Copy all lines that contain the word "name".

[Records from a collection of figures]
---

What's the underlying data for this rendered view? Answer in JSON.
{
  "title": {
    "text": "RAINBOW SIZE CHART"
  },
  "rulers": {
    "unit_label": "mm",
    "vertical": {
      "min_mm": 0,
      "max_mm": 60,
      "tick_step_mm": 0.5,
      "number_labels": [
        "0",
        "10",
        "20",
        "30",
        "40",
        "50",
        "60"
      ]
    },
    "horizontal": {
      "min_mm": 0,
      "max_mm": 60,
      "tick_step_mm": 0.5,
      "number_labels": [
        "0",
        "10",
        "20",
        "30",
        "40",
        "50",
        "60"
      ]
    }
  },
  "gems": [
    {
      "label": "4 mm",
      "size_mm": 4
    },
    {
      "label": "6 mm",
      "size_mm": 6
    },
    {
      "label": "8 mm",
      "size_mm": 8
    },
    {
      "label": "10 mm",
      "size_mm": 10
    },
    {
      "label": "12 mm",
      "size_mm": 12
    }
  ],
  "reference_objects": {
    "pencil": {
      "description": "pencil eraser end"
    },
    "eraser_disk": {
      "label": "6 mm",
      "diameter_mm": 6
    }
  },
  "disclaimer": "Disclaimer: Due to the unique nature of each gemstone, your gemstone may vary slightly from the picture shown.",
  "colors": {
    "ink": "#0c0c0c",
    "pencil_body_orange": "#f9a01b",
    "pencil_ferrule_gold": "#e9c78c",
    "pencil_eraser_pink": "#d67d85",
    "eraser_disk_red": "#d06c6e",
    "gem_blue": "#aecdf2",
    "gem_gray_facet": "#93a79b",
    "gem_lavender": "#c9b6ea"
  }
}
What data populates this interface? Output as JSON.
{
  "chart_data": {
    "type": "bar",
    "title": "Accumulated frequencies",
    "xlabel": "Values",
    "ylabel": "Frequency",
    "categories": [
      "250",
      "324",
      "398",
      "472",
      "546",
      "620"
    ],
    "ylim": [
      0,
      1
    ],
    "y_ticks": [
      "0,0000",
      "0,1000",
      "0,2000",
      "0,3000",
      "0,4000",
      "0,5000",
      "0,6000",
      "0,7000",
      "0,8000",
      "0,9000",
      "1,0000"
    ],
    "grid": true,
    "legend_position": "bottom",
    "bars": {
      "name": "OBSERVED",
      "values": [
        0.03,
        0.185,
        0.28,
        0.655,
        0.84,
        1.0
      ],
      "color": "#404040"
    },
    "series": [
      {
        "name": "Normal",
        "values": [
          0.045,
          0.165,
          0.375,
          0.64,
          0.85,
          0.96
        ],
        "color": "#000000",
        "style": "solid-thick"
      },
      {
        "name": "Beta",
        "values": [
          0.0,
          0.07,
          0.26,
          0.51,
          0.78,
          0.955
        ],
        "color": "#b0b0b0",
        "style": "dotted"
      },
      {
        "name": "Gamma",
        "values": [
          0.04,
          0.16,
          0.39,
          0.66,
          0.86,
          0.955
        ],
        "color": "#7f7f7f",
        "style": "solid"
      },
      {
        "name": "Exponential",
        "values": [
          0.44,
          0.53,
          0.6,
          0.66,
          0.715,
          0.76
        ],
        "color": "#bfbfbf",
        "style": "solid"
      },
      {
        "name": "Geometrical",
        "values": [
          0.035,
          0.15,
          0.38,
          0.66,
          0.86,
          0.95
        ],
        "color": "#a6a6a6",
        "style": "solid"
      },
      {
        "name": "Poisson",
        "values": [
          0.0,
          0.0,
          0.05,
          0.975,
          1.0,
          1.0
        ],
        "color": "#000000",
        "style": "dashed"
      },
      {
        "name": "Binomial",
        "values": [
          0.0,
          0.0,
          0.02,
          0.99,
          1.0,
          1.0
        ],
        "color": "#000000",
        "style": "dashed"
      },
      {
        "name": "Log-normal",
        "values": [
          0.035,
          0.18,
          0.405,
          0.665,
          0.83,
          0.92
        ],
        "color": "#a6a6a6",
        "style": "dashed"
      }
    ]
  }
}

---

Task response =>
      "name": "OBSERVED",
        "name": "Normal",
        "name": "Beta",
        "name": "Gamma",
        "name": "Exponential",
        "name": "Geometrical",
        "name": "Poisson",
        "name": "Binomial",
        "name": "Log-normal",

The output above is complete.